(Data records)
::::::
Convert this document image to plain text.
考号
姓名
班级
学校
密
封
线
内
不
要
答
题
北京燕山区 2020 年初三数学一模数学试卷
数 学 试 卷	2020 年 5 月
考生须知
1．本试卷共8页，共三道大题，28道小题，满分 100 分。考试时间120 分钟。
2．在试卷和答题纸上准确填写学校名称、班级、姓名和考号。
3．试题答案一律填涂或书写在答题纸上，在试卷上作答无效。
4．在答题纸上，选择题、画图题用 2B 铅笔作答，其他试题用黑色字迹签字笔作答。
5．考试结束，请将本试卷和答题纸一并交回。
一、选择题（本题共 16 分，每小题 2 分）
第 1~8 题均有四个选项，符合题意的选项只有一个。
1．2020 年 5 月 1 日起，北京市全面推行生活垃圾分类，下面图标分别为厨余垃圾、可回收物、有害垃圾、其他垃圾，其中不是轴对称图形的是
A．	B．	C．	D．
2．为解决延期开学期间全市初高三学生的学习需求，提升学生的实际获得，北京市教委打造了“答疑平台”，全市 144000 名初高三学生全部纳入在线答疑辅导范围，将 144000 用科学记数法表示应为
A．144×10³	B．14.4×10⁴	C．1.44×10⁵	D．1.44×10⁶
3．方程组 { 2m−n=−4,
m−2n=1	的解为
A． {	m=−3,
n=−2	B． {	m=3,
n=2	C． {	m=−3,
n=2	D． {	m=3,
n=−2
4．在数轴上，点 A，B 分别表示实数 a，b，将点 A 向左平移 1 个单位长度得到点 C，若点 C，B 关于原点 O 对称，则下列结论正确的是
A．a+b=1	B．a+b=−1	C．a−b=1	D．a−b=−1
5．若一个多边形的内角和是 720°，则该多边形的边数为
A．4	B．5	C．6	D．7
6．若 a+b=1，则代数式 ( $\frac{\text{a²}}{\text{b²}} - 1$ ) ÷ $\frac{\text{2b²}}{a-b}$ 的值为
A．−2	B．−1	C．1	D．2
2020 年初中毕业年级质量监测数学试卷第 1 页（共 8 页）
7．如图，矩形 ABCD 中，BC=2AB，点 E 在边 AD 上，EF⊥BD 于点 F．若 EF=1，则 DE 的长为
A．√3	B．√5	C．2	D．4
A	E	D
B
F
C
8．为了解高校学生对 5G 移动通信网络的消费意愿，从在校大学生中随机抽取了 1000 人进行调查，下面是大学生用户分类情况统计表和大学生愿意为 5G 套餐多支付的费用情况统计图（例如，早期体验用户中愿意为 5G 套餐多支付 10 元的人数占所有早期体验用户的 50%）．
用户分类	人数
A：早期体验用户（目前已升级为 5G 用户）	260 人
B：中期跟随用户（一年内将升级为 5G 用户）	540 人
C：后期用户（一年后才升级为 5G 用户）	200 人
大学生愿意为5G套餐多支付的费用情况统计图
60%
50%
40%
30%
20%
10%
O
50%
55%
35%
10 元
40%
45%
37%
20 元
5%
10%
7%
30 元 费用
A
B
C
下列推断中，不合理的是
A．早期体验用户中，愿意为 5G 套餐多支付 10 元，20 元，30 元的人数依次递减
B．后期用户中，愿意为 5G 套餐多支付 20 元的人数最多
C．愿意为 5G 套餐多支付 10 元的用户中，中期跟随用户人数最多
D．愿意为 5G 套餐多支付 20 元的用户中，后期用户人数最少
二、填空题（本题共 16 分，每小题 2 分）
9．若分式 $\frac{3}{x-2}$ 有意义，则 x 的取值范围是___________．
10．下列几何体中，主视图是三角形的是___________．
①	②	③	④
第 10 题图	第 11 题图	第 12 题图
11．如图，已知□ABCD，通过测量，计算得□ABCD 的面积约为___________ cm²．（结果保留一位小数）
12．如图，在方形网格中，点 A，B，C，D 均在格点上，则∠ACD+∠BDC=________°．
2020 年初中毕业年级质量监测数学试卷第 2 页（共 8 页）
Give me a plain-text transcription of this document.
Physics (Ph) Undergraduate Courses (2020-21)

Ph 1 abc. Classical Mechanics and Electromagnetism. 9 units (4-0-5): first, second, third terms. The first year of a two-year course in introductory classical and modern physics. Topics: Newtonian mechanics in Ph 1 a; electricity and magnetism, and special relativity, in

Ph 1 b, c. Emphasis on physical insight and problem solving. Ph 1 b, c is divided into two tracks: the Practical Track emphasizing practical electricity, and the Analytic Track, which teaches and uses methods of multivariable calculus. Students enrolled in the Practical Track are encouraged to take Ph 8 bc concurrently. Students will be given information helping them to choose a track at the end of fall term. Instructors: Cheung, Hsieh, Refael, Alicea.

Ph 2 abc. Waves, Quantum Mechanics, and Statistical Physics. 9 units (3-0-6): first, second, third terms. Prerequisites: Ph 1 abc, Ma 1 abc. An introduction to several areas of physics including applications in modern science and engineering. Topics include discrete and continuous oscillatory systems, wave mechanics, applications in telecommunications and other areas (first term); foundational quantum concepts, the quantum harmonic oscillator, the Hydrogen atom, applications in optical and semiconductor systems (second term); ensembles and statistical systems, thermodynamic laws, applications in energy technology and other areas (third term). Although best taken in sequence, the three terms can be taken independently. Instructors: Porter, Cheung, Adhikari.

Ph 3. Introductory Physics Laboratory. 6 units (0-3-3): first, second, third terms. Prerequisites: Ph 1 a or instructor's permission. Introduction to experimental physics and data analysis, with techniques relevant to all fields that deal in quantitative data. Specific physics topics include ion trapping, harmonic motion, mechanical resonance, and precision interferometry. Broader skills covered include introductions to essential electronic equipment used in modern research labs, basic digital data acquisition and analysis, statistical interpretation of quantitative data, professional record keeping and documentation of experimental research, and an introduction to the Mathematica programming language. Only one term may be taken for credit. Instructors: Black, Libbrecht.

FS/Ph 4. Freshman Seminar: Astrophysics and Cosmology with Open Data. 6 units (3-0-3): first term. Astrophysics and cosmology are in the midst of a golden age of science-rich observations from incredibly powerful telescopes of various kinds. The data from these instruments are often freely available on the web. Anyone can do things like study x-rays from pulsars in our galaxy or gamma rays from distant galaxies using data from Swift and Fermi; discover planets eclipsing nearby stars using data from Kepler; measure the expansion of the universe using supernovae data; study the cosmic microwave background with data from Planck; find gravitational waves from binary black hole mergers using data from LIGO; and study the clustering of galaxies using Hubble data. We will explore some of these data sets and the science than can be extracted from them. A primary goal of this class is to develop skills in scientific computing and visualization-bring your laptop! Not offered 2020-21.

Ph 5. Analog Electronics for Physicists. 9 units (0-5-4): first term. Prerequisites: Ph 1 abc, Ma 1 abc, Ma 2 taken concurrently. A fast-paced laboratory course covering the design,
::::::
#### The exercise:
Retype the records above exactly.

#### Final result:
Convert this document image to plain text.
考号
姓名
班级
学校
密
封
线
内
不
要
答
题
北京燕山区 2020 年初三数学一模数学试卷
数 学 试 卷	2020 年 5 月
考生须知
1．本试卷共8页，共三道大题，28道小题，满分 100 分。考试时间120 分钟。
2．在试卷和答题纸上准确填写学校名称、班级、姓名和考号。
3．试题答案一律填涂或书写在答题纸上，在试卷上作答无效。
4．在答题纸上，选择题、画图题用 2B 铅笔作答，其他试题用黑色字迹签字笔作答。
5．考试结束，请将本试卷和答题纸一并交回。
一、选择题（本题共 16 分，每小题 2 分）
第 1~8 题均有四个选项，符合题意的选项只有一个。
1．2020 年 5 月 1 日起，北京市全面推行生活垃圾分类，下面图标分别为厨余垃圾、可回收物、有害垃圾、其他垃圾，其中不是轴对称图形的是
A．	B．	C．	D．
2．为解决延期开学期间全市初高三学生的学习需求，提升学生的实际获得，北京市教委打造了“答疑平台”，全市 144000 名初高三学生全部纳入在线答疑辅导范围，将 144000 用科学记数法表示应为
A．144×10³	B．14.4×10⁴	C．1.44×10⁵	D．1.44×10⁶
3．方程组 { 2m−n=−4,
m−2n=1	的解为
A． {	m=−3,
n=−2	B． {	m=3,
n=2	C． {	m=−3,
n=2	D． {	m=3,
n=−2
4．在数轴上，点 A，B 分别表示实数 a，b，将点 A 向左平移 1 个单位长度得到点 C，若点 C，B 关于原点 O 对称，则下列结论正确的是
A．a+b=1	B．a+b=−1	C．a−b=1	D．a−b=−1
5．若一个多边形的内角和是 720°，则该多边形的边数为
A．4	B．5	C．6	D．7
6．若 a+b=1，则代数式 ( $\frac{\text{a²}}{\text{b²}} - 1$ ) ÷ $\frac{\text{2b²}}{a-b}$ 的值为
A．−2	B．−1	C．1	D．2
2020 年初中毕业年级质量监测数学试卷第 1 页（共 8 页）
7．如图，矩形 ABCD 中，BC=2AB，点 E 在边 AD 上，EF⊥BD 于点 F．若 EF=1，则 DE 的长为
A．√3	B．√5	C．2	D．4
A	E	D
B
F
C
8．为了解高校学生对 5G 移动通信网络的消费意愿，从在校大学生中随机抽取了 1000 人进行调查，下面是大学生用户分类情况统计表和大学生愿意为 5G 套餐多支付的费用情况统计图（例如，早期体验用户中愿意为 5G 套餐多支付 10 元的人数占所有早期体验用户的 50%）．
用户分类	人数
A：早期体验用户（目前已升级为 5G 用户）	260 人
B：中期跟随用户（一年内将升级为 5G 用户）	540 人
C：后期用户（一年后才升级为 5G 用户）	200 人
大学生愿意为5G套餐多支付的费用情况统计图
60%
50%
40%
30%
20%
10%
O
50%
55%
35%
10 元
40%
45%
37%
20 元
5%
10%
7%
30 元 费用
A
B
C
下列推断中，不合理的是
A．早期体验用户中，愿意为 5G 套餐多支付 10 元，20 元，30 元的人数依次递减
B．后期用户中，愿意为 5G 套餐多支付 20 元的人数最多
C．愿意为 5G 套餐多支付 10 元的用户中，中期跟随用户人数最多
D．愿意为 5G 套餐多支付 20 元的用户中，后期用户人数最少
二、填空题（本题共 16 分，每小题 2 分）
9．若分式 $\frac{3}{x-2}$ 有意义，则 x 的取值范围是___________．
10．下列几何体中，主视图是三角形的是___________．
①	②	③	④
第 10 题图	第 11 题图	第 12 题图
11．如图，已知□ABCD，通过测量，计算得□ABCD 的面积约为___________ cm²．（结果保留一位小数）
12．如图，在方形网格中，点 A，B，C，D 均在格点上，则∠ACD+∠BDC=________°．
2020 年初中毕业年级质量监测数学试卷第 2 页（共 8 页）
Give me a plain-text transcription of this document.
Physics (Ph) Undergraduate Courses (2020-21)

Ph 1 abc. Classical Mechanics and Electromagnetism. 9 units (4-0-5): first, second, third terms. The first year of a two-year course in introductory classical and modern physics. Topics: Newtonian mechanics in Ph 1 a; electricity and magnetism, and special relativity, in

Ph 1 b, c. Emphasis on physical insight and problem solving. Ph 1 b, c is divided into two tracks: the Practical Track emphasizing practical electricity, and the Analytic Track, which teaches and uses methods of multivariable calculus. Students enrolled in the Practical Track are encouraged to take Ph 8 bc concurrently. Students will be given information helping them to choose a track at the end of fall term. Instructors: Cheung, Hsieh, Refael, Alicea.

Ph 2 abc. Waves, Quantum Mechanics, and Statistical Physics. 9 units (3-0-6): first, second, third terms. Prerequisites: Ph 1 abc, Ma 1 abc. An introduction to several areas of physics including applications in modern science and engineering. Topics include discrete and continuous oscillatory systems, wave mechanics, applications in telecommunications and other areas (first term); foundational quantum concepts, the quantum harmonic oscillator, the Hydrogen atom, applications in optical and semiconductor systems (second term); ensembles and statistical systems, thermodynamic laws, applications in energy technology and other areas (third term). Although best taken in sequence, the three terms can be taken independently. Instructors: Porter, Cheung, Adhikari.

Ph 3. Introductory Physics Laboratory. 6 units (0-3-3): first, second, third terms. Prerequisites: Ph 1 a or instructor's permission. Introduction to experimental physics and data analysis, with techniques relevant to all fields that deal in quantitative data. Specific physics topics include ion trapping, harmonic motion, mechanical resonance, and precision interferometry. Broader skills covered include introductions to essential electronic equipment used in modern research labs, basic digital data acquisition and analysis, statistical interpretation of quantitative data, professional record keeping and documentation of experimental research, and an introduction to the Mathematica programming language. Only one term may be taken for credit. Instructors: Black, Libbrecht.

FS/Ph 4. Freshman Seminar: Astrophysics and Cosmology with Open Data. 6 units (3-0-3): first term. Astrophysics and cosmology are in the midst of a golden age of science-rich observations from incredibly powerful telescopes of various kinds. The data from these instruments are often freely available on the web. Anyone can do things like study x-rays from pulsars in our galaxy or gamma rays from distant galaxies using data from Swift and Fermi; discover planets eclipsing nearby stars using data from Kepler; measure the expansion of the universe using supernovae data; study the cosmic microwave background with data from Planck; find gravitational waves from binary black hole mergers using data from LIGO; and study the clustering of galaxies using Hubble data. We will explore some of these data sets and the science than can be extracted from them. A primary goal of this class is to develop skills in scientific computing and visualization-bring your laptop! Not offered 2020-21.

Ph 5. Analog Electronics for Physicists. 9 units (0-5-4): first term. Prerequisites: Ph 1 abc, Ma 1 abc, Ma 2 taken concurrently. A fast-paced laboratory course covering the design,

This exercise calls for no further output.